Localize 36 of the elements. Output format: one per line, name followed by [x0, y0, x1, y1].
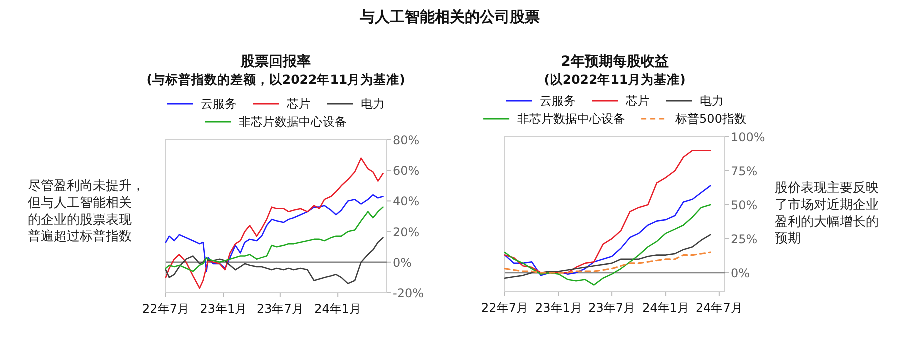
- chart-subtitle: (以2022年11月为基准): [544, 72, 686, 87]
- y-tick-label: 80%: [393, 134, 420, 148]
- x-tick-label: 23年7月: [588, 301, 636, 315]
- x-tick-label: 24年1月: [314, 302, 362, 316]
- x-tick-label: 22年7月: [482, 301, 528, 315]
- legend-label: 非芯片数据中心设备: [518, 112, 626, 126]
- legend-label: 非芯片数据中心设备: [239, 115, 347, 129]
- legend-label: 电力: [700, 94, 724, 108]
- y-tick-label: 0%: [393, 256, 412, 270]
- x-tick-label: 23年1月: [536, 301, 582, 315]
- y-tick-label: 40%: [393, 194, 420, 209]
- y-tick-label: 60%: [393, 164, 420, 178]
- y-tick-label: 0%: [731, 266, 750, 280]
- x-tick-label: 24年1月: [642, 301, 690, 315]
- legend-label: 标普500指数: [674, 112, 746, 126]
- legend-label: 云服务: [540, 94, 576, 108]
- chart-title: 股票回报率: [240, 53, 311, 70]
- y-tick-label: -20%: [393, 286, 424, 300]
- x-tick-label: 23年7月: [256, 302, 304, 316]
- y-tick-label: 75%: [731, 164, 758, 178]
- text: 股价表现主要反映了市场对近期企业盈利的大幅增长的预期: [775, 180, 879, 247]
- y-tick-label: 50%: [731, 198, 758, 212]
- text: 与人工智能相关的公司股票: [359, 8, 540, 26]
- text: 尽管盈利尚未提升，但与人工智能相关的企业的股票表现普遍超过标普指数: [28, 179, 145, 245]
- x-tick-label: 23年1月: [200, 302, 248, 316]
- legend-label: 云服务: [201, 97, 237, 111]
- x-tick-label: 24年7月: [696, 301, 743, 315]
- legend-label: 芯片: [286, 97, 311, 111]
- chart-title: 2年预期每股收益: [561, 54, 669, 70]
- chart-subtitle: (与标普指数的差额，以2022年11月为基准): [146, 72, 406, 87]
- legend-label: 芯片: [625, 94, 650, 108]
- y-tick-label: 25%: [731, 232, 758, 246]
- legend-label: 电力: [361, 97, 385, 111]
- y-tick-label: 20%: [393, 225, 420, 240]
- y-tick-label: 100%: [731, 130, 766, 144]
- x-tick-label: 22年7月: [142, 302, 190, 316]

---

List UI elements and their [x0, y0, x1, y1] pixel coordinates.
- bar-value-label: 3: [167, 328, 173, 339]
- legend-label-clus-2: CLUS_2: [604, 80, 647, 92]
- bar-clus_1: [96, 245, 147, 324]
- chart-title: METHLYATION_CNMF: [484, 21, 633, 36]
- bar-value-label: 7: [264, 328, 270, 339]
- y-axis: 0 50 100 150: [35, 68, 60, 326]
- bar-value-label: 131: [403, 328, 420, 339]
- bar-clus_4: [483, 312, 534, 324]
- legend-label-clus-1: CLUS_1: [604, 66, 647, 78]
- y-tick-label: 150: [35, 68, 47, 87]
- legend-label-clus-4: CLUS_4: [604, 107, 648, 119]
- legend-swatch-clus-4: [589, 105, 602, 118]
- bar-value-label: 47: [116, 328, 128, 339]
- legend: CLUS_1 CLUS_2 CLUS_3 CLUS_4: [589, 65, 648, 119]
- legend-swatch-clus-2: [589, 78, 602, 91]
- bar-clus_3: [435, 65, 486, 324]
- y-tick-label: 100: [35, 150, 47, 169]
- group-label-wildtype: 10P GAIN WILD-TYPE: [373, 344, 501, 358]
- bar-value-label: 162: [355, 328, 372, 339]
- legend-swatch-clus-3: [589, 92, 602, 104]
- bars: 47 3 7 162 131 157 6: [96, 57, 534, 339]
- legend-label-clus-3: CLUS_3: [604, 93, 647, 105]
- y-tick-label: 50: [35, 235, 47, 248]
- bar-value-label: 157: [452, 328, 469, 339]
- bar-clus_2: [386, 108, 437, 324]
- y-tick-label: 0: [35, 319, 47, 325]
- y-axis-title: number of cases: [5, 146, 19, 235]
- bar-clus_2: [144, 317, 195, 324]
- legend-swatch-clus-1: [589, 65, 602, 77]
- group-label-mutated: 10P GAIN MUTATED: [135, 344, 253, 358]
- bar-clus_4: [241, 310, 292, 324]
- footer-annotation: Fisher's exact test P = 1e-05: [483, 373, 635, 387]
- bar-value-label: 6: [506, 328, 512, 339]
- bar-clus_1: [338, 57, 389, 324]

---

### What to work on:
Retype the rows starting at the line that contains "List UI elements" and ending at the line that contains "- bar-value-label: 131: [403, 328, 420, 339]", including both of those lines.

### Completed exercise:
List UI elements and their [x0, y0, x1, y1] pixel coordinates.
- bar-value-label: 3: [167, 328, 173, 339]
- legend-label-clus-2: CLUS_2: [604, 80, 647, 92]
- bar-clus_1: [96, 245, 147, 324]
- chart-title: METHLYATION_CNMF: [484, 21, 633, 36]
- bar-value-label: 7: [264, 328, 270, 339]
- y-axis: 0 50 100 150: [35, 68, 60, 326]
- bar-value-label: 131: [403, 328, 420, 339]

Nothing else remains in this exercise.